[Dataset excerpts]
....
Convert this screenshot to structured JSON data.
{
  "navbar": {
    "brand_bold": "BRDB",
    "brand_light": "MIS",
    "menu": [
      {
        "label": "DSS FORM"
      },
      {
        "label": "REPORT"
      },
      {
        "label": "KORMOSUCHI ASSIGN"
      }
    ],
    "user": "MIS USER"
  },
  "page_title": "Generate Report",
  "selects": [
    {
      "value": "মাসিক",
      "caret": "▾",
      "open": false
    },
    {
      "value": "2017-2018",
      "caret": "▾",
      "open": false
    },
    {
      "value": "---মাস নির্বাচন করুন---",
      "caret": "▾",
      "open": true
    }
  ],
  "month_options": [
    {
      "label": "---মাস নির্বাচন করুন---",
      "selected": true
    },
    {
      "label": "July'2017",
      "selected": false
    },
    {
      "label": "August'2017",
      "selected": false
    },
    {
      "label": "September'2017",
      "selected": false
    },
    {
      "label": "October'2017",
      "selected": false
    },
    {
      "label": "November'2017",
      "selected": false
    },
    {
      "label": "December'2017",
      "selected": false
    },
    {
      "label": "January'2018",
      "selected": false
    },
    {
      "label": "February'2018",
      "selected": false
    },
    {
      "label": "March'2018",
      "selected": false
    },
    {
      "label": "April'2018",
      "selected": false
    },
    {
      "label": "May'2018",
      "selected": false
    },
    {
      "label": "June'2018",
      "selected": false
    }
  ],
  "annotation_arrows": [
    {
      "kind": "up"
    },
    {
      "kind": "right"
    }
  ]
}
....
Problem details:
Transcribe all the entries, keeping each one exactly as it is.

Task response:
Convert this screenshot to structured JSON data.
{
  "navbar": {
    "brand_bold": "BRDB",
    "brand_light": "MIS",
    "menu": [
      {
        "label": "DSS FORM"
      },
      {
        "label": "REPORT"
      },
      {
        "label": "KORMOSUCHI ASSIGN"
      }
    ],
    "user": "MIS USER"
  },
  "page_title": "Generate Report",
  "selects": [
    {
      "value": "মাসিক",
      "caret": "▾",
      "open": false
    },
    {
      "value": "2017-2018",
      "caret": "▾",
      "open": false
    },
    {
      "value": "---মাস নির্বাচন করুন---",
      "caret": "▾",
      "open": true
    }
  ],
  "month_options": [
    {
      "label": "---মাস নির্বাচন করুন---",
      "selected": true
    },
    {
      "label": "July'2017",
      "selected": false
    },
    {
      "label": "August'2017",
      "selected": false
    },
    {
      "label": "September'2017",
      "selected": false
    },
    {
      "label": "October'2017",
      "selected": false
    },
    {
      "label": "November'2017",
      "selected": false
    },
    {
      "label": "December'2017",
      "selected": false
    },
    {
      "label": "January'2018",
      "selected": false
    },
    {
      "label": "February'2018",
      "selected": false
    },
    {
      "label": "March'2018",
      "selected": false
    },
    {
      "label": "April'2018",
      "selected": false
    },
    {
      "label": "May'2018",
      "selected": false
    },
    {
      "label": "June'2018",
      "selected": false
    }
  ],
  "annotation_arrows": [
    {
      "kind": "up"
    },
    {
      "kind": "right"
    }
  ]
}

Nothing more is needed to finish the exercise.